Figure contents as structured data

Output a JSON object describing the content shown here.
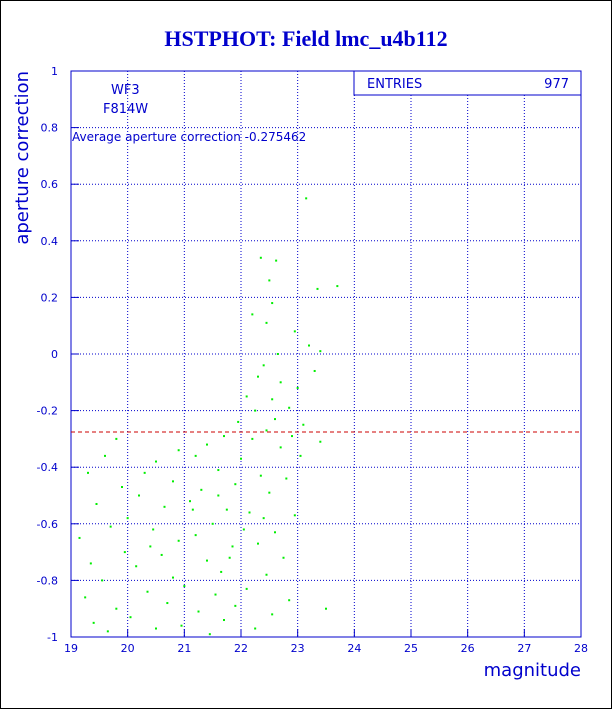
{
  "title": "HSTPHOT: Field lmc_u4b112",
  "stats_box": {
    "label": "ENTRIES",
    "value": "977"
  },
  "annotations": {
    "camera": "WF3",
    "filter": "F814W",
    "average_text": "Average aperture correction -0.275462"
  },
  "colors": {
    "axis": "#0000cc",
    "points": "#00ee00",
    "reference_line": "#cc0000",
    "title": "#0000cc"
  },
  "chart_data": {
    "type": "scatter",
    "title": "HSTPHOT: Field lmc_u4b112",
    "xlabel": "magnitude",
    "ylabel": "aperture correction",
    "xlim": [
      19,
      28
    ],
    "ylim": [
      -1,
      1
    ],
    "x_ticks": [
      19,
      20,
      21,
      22,
      23,
      24,
      25,
      26,
      27,
      28
    ],
    "y_ticks": [
      -1,
      -0.8,
      -0.6,
      -0.4,
      -0.2,
      0,
      0.2,
      0.4,
      0.6,
      0.8,
      1
    ],
    "grid": true,
    "entries": 977,
    "reference_line_y": -0.275462,
    "points": [
      [
        23.15,
        0.55
      ],
      [
        22.35,
        0.34
      ],
      [
        22.62,
        0.33
      ],
      [
        22.5,
        0.26
      ],
      [
        23.7,
        0.24
      ],
      [
        23.35,
        0.23
      ],
      [
        22.55,
        0.18
      ],
      [
        22.2,
        0.14
      ],
      [
        22.45,
        0.11
      ],
      [
        22.95,
        0.08
      ],
      [
        23.2,
        0.03
      ],
      [
        23.4,
        0.01
      ],
      [
        22.65,
        0.0
      ],
      [
        22.4,
        -0.04
      ],
      [
        22.3,
        -0.08
      ],
      [
        22.7,
        -0.1
      ],
      [
        23.0,
        -0.12
      ],
      [
        23.3,
        -0.06
      ],
      [
        22.1,
        -0.15
      ],
      [
        22.55,
        -0.16
      ],
      [
        22.85,
        -0.19
      ],
      [
        22.25,
        -0.2
      ],
      [
        22.6,
        -0.23
      ],
      [
        23.1,
        -0.25
      ],
      [
        21.95,
        -0.24
      ],
      [
        22.45,
        -0.27
      ],
      [
        22.9,
        -0.29
      ],
      [
        23.4,
        -0.31
      ],
      [
        22.2,
        -0.3
      ],
      [
        21.7,
        -0.29
      ],
      [
        21.4,
        -0.32
      ],
      [
        22.7,
        -0.33
      ],
      [
        23.05,
        -0.36
      ],
      [
        21.2,
        -0.36
      ],
      [
        20.9,
        -0.34
      ],
      [
        22.0,
        -0.37
      ],
      [
        20.5,
        -0.38
      ],
      [
        19.6,
        -0.36
      ],
      [
        19.8,
        -0.3
      ],
      [
        20.3,
        -0.42
      ],
      [
        19.3,
        -0.42
      ],
      [
        21.6,
        -0.41
      ],
      [
        22.35,
        -0.43
      ],
      [
        22.8,
        -0.44
      ],
      [
        20.8,
        -0.45
      ],
      [
        21.9,
        -0.46
      ],
      [
        19.9,
        -0.47
      ],
      [
        21.3,
        -0.48
      ],
      [
        22.5,
        -0.49
      ],
      [
        20.2,
        -0.5
      ],
      [
        21.1,
        -0.52
      ],
      [
        19.45,
        -0.53
      ],
      [
        20.65,
        -0.54
      ],
      [
        21.75,
        -0.55
      ],
      [
        22.15,
        -0.56
      ],
      [
        22.95,
        -0.57
      ],
      [
        20.0,
        -0.58
      ],
      [
        21.5,
        -0.6
      ],
      [
        19.7,
        -0.61
      ],
      [
        20.45,
        -0.62
      ],
      [
        22.6,
        -0.63
      ],
      [
        21.2,
        -0.64
      ],
      [
        19.15,
        -0.65
      ],
      [
        20.9,
        -0.66
      ],
      [
        22.3,
        -0.67
      ],
      [
        21.85,
        -0.68
      ],
      [
        19.95,
        -0.7
      ],
      [
        20.6,
        -0.71
      ],
      [
        22.75,
        -0.72
      ],
      [
        21.4,
        -0.73
      ],
      [
        19.35,
        -0.74
      ],
      [
        20.15,
        -0.75
      ],
      [
        21.65,
        -0.77
      ],
      [
        22.45,
        -0.78
      ],
      [
        20.8,
        -0.79
      ],
      [
        19.55,
        -0.8
      ],
      [
        21.0,
        -0.82
      ],
      [
        22.1,
        -0.83
      ],
      [
        20.35,
        -0.84
      ],
      [
        21.55,
        -0.85
      ],
      [
        19.25,
        -0.86
      ],
      [
        22.85,
        -0.87
      ],
      [
        20.7,
        -0.88
      ],
      [
        21.9,
        -0.89
      ],
      [
        19.8,
        -0.9
      ],
      [
        21.25,
        -0.91
      ],
      [
        22.55,
        -0.92
      ],
      [
        20.05,
        -0.93
      ],
      [
        21.7,
        -0.94
      ],
      [
        19.4,
        -0.95
      ],
      [
        20.95,
        -0.96
      ],
      [
        22.25,
        -0.97
      ],
      [
        23.5,
        -0.9
      ],
      [
        19.65,
        -0.98
      ],
      [
        21.45,
        -0.99
      ],
      [
        20.5,
        -0.97
      ],
      [
        21.15,
        -0.55
      ],
      [
        21.6,
        -0.5
      ],
      [
        22.05,
        -0.62
      ],
      [
        20.4,
        -0.68
      ],
      [
        21.8,
        -0.72
      ],
      [
        22.4,
        -0.58
      ]
    ]
  }
}
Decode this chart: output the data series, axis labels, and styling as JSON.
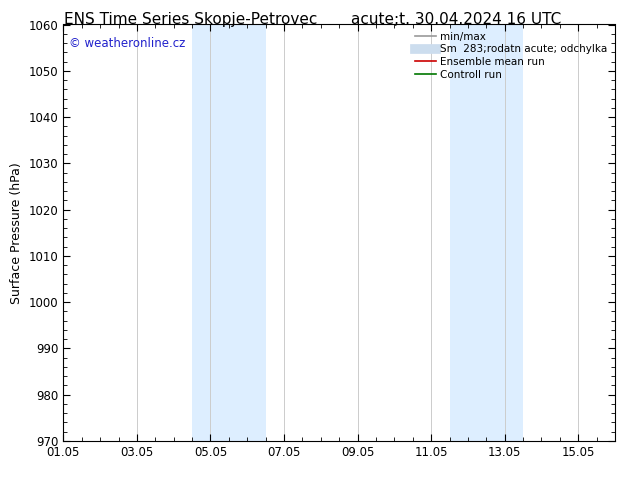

» **Set task**: Pictures are excluded; output everything else in the data verbatim.

» **Task response**:
Output a JSON object describing the content shown here.
{
  "title": "HSTPHOT: Field lmc_u4b112",
  "stats_box": {
    "label": "ENTRIES",
    "value": "977"
  },
  "annotations": {
    "camera": "WF3",
    "filter": "F814W",
    "average_text": "Average aperture correction -0.275462"
  },
  "colors": {
    "axis": "#0000cc",
    "points": "#00ee00",
    "reference_line": "#cc0000",
    "title": "#0000cc"
  },
  "chart_data": {
    "type": "scatter",
    "title": "HSTPHOT: Field lmc_u4b112",
    "xlabel": "magnitude",
    "ylabel": "aperture correction",
    "xlim": [
      19,
      28
    ],
    "ylim": [
      -1,
      1
    ],
    "x_ticks": [
      19,
      20,
      21,
      22,
      23,
      24,
      25,
      26,
      27,
      28
    ],
    "y_ticks": [
      -1,
      -0.8,
      -0.6,
      -0.4,
      -0.2,
      0,
      0.2,
      0.4,
      0.6,
      0.8,
      1
    ],
    "grid": true,
    "entries": 977,
    "reference_line_y": -0.275462,
    "points": [
      [
        23.15,
        0.55
      ],
      [
        22.35,
        0.34
      ],
      [
        22.62,
        0.33
      ],
      [
        22.5,
        0.26
      ],
      [
        23.7,
        0.24
      ],
      [
        23.35,
        0.23
      ],
      [
        22.55,
        0.18
      ],
      [
        22.2,
        0.14
      ],
      [
        22.45,
        0.11
      ],
      [
        22.95,
        0.08
      ],
      [
        23.2,
        0.03
      ],
      [
        23.4,
        0.01
      ],
      [
        22.65,
        0.0
      ],
      [
        22.4,
        -0.04
      ],
      [
        22.3,
        -0.08
      ],
      [
        22.7,
        -0.1
      ],
      [
        23.0,
        -0.12
      ],
      [
        23.3,
        -0.06
      ],
      [
        22.1,
        -0.15
      ],
      [
        22.55,
        -0.16
      ],
      [
        22.85,
        -0.19
      ],
      [
        22.25,
        -0.2
      ],
      [
        22.6,
        -0.23
      ],
      [
        23.1,
        -0.25
      ],
      [
        21.95,
        -0.24
      ],
      [
        22.45,
        -0.27
      ],
      [
        22.9,
        -0.29
      ],
      [
        23.4,
        -0.31
      ],
      [
        22.2,
        -0.3
      ],
      [
        21.7,
        -0.29
      ],
      [
        21.4,
        -0.32
      ],
      [
        22.7,
        -0.33
      ],
      [
        23.05,
        -0.36
      ],
      [
        21.2,
        -0.36
      ],
      [
        20.9,
        -0.34
      ],
      [
        22.0,
        -0.37
      ],
      [
        20.5,
        -0.38
      ],
      [
        19.6,
        -0.36
      ],
      [
        19.8,
        -0.3
      ],
      [
        20.3,
        -0.42
      ],
      [
        19.3,
        -0.42
      ],
      [
        21.6,
        -0.41
      ],
      [
        22.35,
        -0.43
      ],
      [
        22.8,
        -0.44
      ],
      [
        20.8,
        -0.45
      ],
      [
        21.9,
        -0.46
      ],
      [
        19.9,
        -0.47
      ],
      [
        21.3,
        -0.48
      ],
      [
        22.5,
        -0.49
      ],
      [
        20.2,
        -0.5
      ],
      [
        21.1,
        -0.52
      ],
      [
        19.45,
        -0.53
      ],
      [
        20.65,
        -0.54
      ],
      [
        21.75,
        -0.55
      ],
      [
        22.15,
        -0.56
      ],
      [
        22.95,
        -0.57
      ],
      [
        20.0,
        -0.58
      ],
      [
        21.5,
        -0.6
      ],
      [
        19.7,
        -0.61
      ],
      [
        20.45,
        -0.62
      ],
      [
        22.6,
        -0.63
      ],
      [
        21.2,
        -0.64
      ],
      [
        19.15,
        -0.65
      ],
      [
        20.9,
        -0.66
      ],
      [
        22.3,
        -0.67
      ],
      [
        21.85,
        -0.68
      ],
      [
        19.95,
        -0.7
      ],
      [
        20.6,
        -0.71
      ],
      [
        22.75,
        -0.72
      ],
      [
        21.4,
        -0.73
      ],
      [
        19.35,
        -0.74
      ],
      [
        20.15,
        -0.75
      ],
      [
        21.65,
        -0.77
      ],
      [
        22.45,
        -0.78
      ],
      [
        20.8,
        -0.79
      ],
      [
        19.55,
        -0.8
      ],
      [
        21.0,
        -0.82
      ],
      [
        22.1,
        -0.83
      ],
      [
        20.35,
        -0.84
      ],
      [
        21.55,
        -0.85
      ],
      [
        19.25,
        -0.86
      ],
      [
        22.85,
        -0.87
      ],
      [
        20.7,
        -0.88
      ],
      [
        21.9,
        -0.89
      ],
      [
        19.8,
        -0.9
      ],
      [
        21.25,
        -0.91
      ],
      [
        22.55,
        -0.92
      ],
      [
        20.05,
        -0.93
      ],
      [
        21.7,
        -0.94
      ],
      [
        19.4,
        -0.95
      ],
      [
        20.95,
        -0.96
      ],
      [
        22.25,
        -0.97
      ],
      [
        23.5,
        -0.9
      ],
      [
        19.65,
        -0.98
      ],
      [
        21.45,
        -0.99
      ],
      [
        20.5,
        -0.97
      ],
      [
        21.15,
        -0.55
      ],
      [
        21.6,
        -0.5
      ],
      [
        22.05,
        -0.62
      ],
      [
        20.4,
        -0.68
      ],
      [
        21.8,
        -0.72
      ],
      [
        22.4,
        -0.58
      ]
    ]
  }
}
Decode this chart: output the data series, axis labels, and styling as JSON.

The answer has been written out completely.